§ **WORK INSTRUCTION**
Check each line of the listing for the word "chart" and report the ones that have it.

=== DATA RECORDS ===

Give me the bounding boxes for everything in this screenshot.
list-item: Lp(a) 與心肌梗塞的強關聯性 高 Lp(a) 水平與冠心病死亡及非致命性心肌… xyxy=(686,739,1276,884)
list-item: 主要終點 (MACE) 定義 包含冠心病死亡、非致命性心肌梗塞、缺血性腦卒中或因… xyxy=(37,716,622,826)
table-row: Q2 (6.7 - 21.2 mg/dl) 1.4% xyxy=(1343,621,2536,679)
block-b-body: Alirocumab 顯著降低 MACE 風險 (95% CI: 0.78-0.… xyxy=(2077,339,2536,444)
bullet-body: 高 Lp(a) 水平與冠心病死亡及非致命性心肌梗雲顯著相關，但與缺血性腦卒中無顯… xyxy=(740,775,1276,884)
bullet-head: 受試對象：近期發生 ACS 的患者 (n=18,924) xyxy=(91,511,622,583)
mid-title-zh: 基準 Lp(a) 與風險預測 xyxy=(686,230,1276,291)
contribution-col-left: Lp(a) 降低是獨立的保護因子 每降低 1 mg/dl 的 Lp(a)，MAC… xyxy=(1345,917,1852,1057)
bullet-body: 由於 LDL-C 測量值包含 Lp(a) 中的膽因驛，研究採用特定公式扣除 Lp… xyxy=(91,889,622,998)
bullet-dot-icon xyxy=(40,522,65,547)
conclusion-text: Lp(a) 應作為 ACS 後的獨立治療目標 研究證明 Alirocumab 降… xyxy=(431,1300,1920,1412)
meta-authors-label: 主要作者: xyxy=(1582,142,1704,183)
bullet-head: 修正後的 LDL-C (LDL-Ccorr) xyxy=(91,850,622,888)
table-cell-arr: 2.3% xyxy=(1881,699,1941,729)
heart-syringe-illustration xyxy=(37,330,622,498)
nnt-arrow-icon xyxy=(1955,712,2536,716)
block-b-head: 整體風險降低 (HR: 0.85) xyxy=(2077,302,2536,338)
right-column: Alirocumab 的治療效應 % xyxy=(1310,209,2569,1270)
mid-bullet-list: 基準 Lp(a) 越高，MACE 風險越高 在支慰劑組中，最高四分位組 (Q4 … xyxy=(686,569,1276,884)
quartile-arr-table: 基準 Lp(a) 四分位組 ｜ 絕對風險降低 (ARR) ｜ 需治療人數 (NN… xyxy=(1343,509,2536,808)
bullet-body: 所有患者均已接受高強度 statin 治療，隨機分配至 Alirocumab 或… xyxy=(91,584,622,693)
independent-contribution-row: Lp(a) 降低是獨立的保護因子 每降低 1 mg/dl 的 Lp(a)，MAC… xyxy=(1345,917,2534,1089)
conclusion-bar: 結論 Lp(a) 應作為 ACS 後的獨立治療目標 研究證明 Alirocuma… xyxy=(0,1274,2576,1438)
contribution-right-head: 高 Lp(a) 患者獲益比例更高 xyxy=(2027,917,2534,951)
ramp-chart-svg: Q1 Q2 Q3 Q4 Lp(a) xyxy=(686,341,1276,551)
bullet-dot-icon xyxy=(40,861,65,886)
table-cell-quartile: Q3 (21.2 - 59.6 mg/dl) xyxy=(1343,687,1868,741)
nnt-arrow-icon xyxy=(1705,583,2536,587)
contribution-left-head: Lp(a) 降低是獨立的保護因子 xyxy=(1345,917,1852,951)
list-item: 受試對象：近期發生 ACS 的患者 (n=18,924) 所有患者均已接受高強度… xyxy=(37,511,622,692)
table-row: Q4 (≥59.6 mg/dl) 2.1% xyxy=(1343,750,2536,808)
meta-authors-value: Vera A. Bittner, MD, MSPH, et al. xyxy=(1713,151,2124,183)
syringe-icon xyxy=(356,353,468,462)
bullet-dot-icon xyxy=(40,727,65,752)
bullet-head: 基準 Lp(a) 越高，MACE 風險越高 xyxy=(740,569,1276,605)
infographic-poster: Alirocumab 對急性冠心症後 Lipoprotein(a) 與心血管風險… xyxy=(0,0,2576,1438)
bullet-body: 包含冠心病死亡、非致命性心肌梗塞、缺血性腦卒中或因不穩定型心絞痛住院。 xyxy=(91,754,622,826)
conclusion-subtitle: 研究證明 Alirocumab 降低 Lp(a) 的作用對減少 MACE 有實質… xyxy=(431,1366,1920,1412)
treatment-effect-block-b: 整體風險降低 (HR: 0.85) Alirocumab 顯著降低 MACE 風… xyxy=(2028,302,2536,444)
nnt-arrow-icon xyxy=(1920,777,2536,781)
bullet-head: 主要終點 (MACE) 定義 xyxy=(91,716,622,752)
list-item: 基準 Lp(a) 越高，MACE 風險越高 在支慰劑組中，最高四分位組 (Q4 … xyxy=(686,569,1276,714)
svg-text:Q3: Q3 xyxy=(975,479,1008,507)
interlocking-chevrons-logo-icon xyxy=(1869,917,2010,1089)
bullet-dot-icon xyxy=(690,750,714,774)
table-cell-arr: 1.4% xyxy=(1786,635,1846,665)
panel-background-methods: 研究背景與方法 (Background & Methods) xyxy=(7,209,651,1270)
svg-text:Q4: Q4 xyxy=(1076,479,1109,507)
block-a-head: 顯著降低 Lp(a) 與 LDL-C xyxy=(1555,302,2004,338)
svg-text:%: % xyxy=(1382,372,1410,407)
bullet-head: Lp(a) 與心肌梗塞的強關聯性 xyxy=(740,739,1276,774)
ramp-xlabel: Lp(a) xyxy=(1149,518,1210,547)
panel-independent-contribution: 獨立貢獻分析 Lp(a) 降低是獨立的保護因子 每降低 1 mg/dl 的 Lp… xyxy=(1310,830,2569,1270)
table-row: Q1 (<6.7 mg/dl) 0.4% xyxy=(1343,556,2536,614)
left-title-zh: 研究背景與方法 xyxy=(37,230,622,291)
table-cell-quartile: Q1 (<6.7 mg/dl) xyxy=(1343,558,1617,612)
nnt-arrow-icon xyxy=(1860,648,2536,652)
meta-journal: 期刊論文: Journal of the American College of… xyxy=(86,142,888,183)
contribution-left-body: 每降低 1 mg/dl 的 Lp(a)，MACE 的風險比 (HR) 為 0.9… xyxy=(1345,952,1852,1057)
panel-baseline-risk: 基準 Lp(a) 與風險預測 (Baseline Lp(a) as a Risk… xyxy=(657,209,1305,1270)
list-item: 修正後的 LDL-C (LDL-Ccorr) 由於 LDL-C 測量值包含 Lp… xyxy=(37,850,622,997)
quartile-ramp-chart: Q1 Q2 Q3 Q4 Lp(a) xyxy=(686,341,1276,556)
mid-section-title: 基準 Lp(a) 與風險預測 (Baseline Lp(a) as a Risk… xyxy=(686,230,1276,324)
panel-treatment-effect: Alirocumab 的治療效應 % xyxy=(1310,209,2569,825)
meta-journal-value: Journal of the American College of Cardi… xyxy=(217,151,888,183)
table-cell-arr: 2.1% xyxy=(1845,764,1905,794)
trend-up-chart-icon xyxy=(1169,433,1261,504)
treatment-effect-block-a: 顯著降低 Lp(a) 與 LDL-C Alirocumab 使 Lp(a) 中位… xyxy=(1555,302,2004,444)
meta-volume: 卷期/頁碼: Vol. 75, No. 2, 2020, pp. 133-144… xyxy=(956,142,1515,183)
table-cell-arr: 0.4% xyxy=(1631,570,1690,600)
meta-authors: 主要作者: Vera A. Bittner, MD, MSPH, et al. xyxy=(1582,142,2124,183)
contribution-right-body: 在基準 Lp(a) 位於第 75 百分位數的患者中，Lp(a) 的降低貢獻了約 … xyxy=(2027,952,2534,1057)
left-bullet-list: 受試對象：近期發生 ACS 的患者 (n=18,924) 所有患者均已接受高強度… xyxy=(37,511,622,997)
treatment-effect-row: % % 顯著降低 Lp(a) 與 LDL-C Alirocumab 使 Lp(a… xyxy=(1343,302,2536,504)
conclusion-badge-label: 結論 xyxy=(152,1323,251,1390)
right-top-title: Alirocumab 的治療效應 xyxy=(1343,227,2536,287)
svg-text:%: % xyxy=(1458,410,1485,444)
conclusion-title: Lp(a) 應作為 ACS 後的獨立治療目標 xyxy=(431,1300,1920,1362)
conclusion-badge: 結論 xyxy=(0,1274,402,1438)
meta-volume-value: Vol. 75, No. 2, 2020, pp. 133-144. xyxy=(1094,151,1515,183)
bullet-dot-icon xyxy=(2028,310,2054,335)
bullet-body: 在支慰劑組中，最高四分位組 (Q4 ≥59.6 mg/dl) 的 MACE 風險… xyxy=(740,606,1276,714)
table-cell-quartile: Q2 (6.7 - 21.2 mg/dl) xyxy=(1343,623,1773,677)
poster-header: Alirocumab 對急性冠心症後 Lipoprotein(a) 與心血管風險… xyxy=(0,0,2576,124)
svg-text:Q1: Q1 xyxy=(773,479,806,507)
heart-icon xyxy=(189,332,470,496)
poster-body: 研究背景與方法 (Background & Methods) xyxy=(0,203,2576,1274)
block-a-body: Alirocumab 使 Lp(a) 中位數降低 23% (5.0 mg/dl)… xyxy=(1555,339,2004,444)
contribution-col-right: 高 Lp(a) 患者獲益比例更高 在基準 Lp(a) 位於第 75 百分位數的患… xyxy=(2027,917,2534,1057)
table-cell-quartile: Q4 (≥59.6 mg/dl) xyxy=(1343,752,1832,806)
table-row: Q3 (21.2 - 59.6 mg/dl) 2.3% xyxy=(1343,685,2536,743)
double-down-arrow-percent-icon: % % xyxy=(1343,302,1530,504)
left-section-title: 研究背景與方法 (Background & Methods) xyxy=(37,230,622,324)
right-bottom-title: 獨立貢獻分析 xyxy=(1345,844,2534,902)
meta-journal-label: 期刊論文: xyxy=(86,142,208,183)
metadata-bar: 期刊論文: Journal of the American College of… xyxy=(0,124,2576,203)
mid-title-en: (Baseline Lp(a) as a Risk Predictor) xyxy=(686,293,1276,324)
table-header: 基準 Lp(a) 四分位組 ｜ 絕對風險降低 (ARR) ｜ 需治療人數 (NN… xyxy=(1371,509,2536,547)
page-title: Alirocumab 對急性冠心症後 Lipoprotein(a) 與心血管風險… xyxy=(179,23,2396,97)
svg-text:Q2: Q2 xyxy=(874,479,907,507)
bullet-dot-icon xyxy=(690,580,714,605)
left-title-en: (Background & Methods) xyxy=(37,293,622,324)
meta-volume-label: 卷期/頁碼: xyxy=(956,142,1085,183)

===

§ **YOUR SOLUTION**
ramp-chart-svg: Q1 Q2 Q3 Q4 Lp(a) xyxy=(686,341,1276,551)
quartile-ramp-chart: Q1 Q2 Q3 Q4 Lp(a) xyxy=(686,341,1276,556)
trend-up-chart-icon xyxy=(1169,433,1261,504)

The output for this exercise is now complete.